Copy the rows below word for word, starting at the first row and ending at the row that contains "484, 185, 504]".

++++ Dataset records ++++

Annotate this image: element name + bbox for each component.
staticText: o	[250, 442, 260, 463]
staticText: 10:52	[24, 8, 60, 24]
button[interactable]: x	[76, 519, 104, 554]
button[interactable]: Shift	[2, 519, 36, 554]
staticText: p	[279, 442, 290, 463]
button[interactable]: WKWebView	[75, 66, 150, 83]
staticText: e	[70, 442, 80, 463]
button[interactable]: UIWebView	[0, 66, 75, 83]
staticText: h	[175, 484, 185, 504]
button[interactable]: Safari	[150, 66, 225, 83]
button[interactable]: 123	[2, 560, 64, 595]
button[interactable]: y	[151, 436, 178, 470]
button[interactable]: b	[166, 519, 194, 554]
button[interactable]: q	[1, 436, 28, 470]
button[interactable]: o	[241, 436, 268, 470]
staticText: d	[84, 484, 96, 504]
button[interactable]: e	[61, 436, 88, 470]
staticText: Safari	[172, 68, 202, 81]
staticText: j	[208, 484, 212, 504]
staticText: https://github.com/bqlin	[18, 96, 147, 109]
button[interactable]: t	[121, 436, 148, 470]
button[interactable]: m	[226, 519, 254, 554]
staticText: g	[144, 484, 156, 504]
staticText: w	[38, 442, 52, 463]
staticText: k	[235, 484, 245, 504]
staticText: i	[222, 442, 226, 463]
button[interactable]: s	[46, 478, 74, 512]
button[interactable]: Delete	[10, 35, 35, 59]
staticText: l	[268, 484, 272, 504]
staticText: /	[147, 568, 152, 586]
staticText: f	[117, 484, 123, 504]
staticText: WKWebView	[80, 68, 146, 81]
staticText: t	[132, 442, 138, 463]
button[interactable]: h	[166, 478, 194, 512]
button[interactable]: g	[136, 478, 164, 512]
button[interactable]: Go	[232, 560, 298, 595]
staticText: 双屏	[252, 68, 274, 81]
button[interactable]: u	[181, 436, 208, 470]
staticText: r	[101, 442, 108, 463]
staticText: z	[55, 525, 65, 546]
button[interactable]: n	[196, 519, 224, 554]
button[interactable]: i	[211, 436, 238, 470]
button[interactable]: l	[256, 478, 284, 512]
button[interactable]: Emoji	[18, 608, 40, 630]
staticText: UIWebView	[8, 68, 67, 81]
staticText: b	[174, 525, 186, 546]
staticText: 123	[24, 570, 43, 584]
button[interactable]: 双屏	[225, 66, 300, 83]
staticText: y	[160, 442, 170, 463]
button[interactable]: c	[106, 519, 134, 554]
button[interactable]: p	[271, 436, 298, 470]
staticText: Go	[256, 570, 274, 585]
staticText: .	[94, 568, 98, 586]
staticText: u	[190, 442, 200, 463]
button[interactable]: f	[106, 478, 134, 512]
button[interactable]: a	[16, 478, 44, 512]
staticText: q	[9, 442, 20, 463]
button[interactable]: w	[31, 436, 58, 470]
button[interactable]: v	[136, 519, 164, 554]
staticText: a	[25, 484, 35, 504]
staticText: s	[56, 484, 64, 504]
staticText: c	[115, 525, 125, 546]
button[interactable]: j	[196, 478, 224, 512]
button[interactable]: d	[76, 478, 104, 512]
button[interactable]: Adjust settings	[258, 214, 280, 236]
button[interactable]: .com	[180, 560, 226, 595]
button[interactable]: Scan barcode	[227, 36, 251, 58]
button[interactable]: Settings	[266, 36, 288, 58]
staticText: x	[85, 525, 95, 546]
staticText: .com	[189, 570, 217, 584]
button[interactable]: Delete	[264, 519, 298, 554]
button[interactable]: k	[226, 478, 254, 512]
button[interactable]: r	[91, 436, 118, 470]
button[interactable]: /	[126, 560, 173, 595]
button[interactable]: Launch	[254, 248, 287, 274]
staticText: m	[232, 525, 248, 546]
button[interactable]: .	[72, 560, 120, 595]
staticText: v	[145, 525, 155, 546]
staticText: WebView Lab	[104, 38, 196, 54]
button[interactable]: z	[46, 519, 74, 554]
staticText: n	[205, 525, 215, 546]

++++

Answer to this task
Annotate this image: element name + bbox for each component.
staticText: o	[250, 442, 260, 463]
staticText: 10:52	[24, 8, 60, 24]
button[interactable]: x	[76, 519, 104, 554]
button[interactable]: Shift	[2, 519, 36, 554]
staticText: p	[279, 442, 290, 463]
button[interactable]: WKWebView	[75, 66, 150, 83]
staticText: e	[70, 442, 80, 463]
button[interactable]: UIWebView	[0, 66, 75, 83]
staticText: h	[175, 484, 185, 504]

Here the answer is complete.